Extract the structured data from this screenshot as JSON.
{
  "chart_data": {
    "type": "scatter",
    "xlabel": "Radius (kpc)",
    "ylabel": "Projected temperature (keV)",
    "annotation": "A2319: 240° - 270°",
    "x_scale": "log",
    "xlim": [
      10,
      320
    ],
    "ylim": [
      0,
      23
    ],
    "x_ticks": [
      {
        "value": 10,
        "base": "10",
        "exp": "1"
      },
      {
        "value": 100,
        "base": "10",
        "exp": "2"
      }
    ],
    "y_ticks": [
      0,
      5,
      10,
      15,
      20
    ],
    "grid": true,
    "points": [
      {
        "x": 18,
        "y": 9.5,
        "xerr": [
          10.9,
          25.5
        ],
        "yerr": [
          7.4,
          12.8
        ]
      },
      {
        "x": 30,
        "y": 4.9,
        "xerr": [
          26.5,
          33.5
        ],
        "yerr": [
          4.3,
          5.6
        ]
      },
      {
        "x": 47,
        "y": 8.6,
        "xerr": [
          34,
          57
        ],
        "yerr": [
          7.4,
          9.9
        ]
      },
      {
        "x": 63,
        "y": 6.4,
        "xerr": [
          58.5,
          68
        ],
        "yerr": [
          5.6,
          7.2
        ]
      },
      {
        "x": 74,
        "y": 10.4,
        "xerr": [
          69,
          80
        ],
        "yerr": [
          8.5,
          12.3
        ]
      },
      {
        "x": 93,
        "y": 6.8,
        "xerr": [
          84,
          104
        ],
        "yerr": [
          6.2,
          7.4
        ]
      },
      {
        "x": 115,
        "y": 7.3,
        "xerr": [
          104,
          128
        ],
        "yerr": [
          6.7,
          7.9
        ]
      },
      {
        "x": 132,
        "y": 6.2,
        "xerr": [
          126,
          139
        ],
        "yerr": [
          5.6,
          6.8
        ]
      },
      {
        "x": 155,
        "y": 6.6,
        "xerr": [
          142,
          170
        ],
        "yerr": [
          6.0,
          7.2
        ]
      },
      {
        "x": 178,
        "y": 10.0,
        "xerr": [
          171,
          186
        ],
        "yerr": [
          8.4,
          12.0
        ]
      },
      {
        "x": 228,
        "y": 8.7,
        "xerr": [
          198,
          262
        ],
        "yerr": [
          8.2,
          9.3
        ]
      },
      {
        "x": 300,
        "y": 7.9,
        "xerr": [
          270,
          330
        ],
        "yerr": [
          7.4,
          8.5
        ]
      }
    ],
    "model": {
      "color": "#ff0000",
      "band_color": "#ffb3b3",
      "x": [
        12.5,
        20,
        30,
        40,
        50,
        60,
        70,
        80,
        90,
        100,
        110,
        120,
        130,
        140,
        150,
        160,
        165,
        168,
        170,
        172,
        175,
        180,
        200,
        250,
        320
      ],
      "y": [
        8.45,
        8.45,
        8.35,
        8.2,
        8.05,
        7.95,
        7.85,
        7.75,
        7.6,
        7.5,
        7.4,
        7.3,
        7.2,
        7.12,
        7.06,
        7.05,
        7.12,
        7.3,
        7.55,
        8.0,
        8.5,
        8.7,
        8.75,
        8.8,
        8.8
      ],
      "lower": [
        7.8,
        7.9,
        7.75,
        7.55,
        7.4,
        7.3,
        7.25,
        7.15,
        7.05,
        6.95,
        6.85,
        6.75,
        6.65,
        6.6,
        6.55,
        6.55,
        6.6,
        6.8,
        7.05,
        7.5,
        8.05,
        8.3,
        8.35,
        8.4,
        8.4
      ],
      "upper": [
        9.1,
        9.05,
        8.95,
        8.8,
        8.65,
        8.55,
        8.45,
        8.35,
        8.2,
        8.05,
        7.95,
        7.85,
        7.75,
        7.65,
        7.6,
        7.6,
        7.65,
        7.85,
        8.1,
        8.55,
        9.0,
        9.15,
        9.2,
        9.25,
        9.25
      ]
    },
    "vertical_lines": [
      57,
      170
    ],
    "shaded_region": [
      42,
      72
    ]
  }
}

☆ ☆ ☆ ☆ ☆ ☆ ☆

• _SET TASK_
Output the whole listing above again, word for word.

• _ANSWER FOR THE TASK_
Extract the structured data from this screenshot as JSON.
{
  "chart_data": {
    "type": "scatter",
    "xlabel": "Radius (kpc)",
    "ylabel": "Projected temperature (keV)",
    "annotation": "A2319: 240° - 270°",
    "x_scale": "log",
    "xlim": [
      10,
      320
    ],
    "ylim": [
      0,
      23
    ],
    "x_ticks": [
      {
        "value": 10,
        "base": "10",
        "exp": "1"
      },
      {
        "value": 100,
        "base": "10",
        "exp": "2"
      }
    ],
    "y_ticks": [
      0,
      5,
      10,
      15,
      20
    ],
    "grid": true,
    "points": [
      {
        "x": 18,
        "y": 9.5,
        "xerr": [
          10.9,
          25.5
        ],
        "yerr": [
          7.4,
          12.8
        ]
      },
      {
        "x": 30,
        "y": 4.9,
        "xerr": [
          26.5,
          33.5
        ],
        "yerr": [
          4.3,
          5.6
        ]
      },
      {
        "x": 47,
        "y": 8.6,
        "xerr": [
          34,
          57
        ],
        "yerr": [
          7.4,
          9.9
        ]
      },
      {
        "x": 63,
        "y": 6.4,
        "xerr": [
          58.5,
          68
        ],
        "yerr": [
          5.6,
          7.2
        ]
      },
      {
        "x": 74,
        "y": 10.4,
        "xerr": [
          69,
          80
        ],
        "yerr": [
          8.5,
          12.3
        ]
      },
      {
        "x": 93,
        "y": 6.8,
        "xerr": [
          84,
          104
        ],
        "yerr": [
          6.2,
          7.4
        ]
      },
      {
        "x": 115,
        "y": 7.3,
        "xerr": [
          104,
          128
        ],
        "yerr": [
          6.7,
          7.9
        ]
      },
      {
        "x": 132,
        "y": 6.2,
        "xerr": [
          126,
          139
        ],
        "yerr": [
          5.6,
          6.8
        ]
      },
      {
        "x": 155,
        "y": 6.6,
        "xerr": [
          142,
          170
        ],
        "yerr": [
          6.0,
          7.2
        ]
      },
      {
        "x": 178,
        "y": 10.0,
        "xerr": [
          171,
          186
        ],
        "yerr": [
          8.4,
          12.0
        ]
      },
      {
        "x": 228,
        "y": 8.7,
        "xerr": [
          198,
          262
        ],
        "yerr": [
          8.2,
          9.3
        ]
      },
      {
        "x": 300,
        "y": 7.9,
        "xerr": [
          270,
          330
        ],
        "yerr": [
          7.4,
          8.5
        ]
      }
    ],
    "model": {
      "color": "#ff0000",
      "band_color": "#ffb3b3",
      "x": [
        12.5,
        20,
        30,
        40,
        50,
        60,
        70,
        80,
        90,
        100,
        110,
        120,
        130,
        140,
        150,
        160,
        165,
        168,
        170,
        172,
        175,
        180,
        200,
        250,
        320
      ],
      "y": [
        8.45,
        8.45,
        8.35,
        8.2,
        8.05,
        7.95,
        7.85,
        7.75,
        7.6,
        7.5,
        7.4,
        7.3,
        7.2,
        7.12,
        7.06,
        7.05,
        7.12,
        7.3,
        7.55,
        8.0,
        8.5,
        8.7,
        8.75,
        8.8,
        8.8
      ],
      "lower": [
        7.8,
        7.9,
        7.75,
        7.55,
        7.4,
        7.3,
        7.25,
        7.15,
        7.05,
        6.95,
        6.85,
        6.75,
        6.65,
        6.6,
        6.55,
        6.55,
        6.6,
        6.8,
        7.05,
        7.5,
        8.05,
        8.3,
        8.35,
        8.4,
        8.4
      ],
      "upper": [
        9.1,
        9.05,
        8.95,
        8.8,
        8.65,
        8.55,
        8.45,
        8.35,
        8.2,
        8.05,
        7.95,
        7.85,
        7.75,
        7.65,
        7.6,
        7.6,
        7.65,
        7.85,
        8.1,
        8.55,
        9.0,
        9.15,
        9.2,
        9.25,
        9.25
      ]
    },
    "vertical_lines": [
      57,
      170
    ],
    "shaded_region": [
      42,
      72
    ]
  }
}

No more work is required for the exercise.